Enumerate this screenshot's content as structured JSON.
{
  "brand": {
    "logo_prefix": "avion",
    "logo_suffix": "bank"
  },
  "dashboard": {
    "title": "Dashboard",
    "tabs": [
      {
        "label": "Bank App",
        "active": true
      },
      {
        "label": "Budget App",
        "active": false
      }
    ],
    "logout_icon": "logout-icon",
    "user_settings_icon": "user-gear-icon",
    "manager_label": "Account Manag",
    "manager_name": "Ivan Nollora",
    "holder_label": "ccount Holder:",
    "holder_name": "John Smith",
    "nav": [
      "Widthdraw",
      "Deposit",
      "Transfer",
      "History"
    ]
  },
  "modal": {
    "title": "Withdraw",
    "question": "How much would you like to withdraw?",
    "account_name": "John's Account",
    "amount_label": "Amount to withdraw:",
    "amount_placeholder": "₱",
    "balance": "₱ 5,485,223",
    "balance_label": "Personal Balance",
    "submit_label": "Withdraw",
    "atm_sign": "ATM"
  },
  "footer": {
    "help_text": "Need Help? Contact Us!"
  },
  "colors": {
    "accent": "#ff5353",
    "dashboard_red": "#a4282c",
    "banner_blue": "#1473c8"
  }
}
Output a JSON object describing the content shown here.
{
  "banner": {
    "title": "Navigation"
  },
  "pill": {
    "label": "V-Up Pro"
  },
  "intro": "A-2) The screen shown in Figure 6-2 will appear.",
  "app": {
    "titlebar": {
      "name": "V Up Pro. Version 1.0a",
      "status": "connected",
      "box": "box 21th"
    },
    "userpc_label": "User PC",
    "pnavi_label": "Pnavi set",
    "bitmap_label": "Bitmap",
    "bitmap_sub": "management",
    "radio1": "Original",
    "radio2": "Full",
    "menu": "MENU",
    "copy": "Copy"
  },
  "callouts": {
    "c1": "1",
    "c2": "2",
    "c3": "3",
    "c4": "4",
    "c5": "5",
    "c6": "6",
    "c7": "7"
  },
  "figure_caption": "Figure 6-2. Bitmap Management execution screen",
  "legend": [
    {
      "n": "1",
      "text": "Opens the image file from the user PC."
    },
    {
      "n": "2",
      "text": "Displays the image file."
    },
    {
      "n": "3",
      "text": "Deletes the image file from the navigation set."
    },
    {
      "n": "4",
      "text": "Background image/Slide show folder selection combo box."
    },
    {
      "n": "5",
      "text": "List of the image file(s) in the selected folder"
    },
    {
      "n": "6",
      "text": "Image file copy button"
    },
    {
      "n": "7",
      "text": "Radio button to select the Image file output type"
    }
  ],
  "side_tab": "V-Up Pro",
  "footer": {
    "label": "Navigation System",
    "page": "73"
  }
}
________
Aim of the exercise.
Search the material above for "button". Pull out each line where it shows up.

The response.
      "text": "Image file copy button"
      "text": "Radio button to select the Image file output type"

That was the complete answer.